### Exercise aim
Select and copy out every line in the records containing "Thermostat".

(Dataset records)
________________________

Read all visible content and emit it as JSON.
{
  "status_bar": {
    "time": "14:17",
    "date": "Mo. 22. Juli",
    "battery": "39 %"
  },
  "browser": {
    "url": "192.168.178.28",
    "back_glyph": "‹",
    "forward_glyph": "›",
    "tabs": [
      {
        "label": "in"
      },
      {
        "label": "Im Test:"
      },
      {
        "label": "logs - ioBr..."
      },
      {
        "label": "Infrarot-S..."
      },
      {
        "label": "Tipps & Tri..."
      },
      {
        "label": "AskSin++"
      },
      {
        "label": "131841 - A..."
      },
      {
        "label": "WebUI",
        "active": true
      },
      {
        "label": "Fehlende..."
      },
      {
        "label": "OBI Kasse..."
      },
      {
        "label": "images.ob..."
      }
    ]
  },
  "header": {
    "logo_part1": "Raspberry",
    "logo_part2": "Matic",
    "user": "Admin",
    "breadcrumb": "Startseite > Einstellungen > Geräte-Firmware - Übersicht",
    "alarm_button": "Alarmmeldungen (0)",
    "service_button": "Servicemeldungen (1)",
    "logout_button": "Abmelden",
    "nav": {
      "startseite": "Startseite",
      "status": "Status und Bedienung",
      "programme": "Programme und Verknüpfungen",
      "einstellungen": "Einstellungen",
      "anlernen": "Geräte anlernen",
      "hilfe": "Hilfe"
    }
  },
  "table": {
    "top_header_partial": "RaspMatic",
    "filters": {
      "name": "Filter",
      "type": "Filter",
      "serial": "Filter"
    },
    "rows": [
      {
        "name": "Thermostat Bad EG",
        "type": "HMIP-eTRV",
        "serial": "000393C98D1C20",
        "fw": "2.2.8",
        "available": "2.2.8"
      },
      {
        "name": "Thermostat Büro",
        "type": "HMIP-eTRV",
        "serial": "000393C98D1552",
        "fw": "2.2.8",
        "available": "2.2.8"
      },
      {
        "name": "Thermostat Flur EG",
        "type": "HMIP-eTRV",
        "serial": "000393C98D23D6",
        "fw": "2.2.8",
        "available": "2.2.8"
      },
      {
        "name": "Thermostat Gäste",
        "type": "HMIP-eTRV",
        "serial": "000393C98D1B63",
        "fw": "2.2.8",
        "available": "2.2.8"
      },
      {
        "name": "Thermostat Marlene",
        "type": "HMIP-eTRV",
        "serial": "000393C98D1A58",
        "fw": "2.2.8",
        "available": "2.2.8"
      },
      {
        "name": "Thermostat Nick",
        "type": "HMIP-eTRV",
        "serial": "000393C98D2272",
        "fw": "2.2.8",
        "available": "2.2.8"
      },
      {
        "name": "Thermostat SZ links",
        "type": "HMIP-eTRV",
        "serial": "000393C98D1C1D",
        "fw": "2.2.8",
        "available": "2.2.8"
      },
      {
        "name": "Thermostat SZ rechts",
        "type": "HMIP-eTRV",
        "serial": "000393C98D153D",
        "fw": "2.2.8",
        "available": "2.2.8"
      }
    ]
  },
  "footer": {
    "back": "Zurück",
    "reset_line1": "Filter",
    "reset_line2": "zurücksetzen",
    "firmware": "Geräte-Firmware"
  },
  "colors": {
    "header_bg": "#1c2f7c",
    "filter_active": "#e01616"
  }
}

________________________

### Right answer
        "name": "Thermostat Bad EG",
        "name": "Thermostat Büro",
        "name": "Thermostat Flur EG",
        "name": "Thermostat Gäste",
        "name": "Thermostat Marlene",
        "name": "Thermostat Nick",
        "name": "Thermostat SZ links",
        "name": "Thermostat SZ rechts",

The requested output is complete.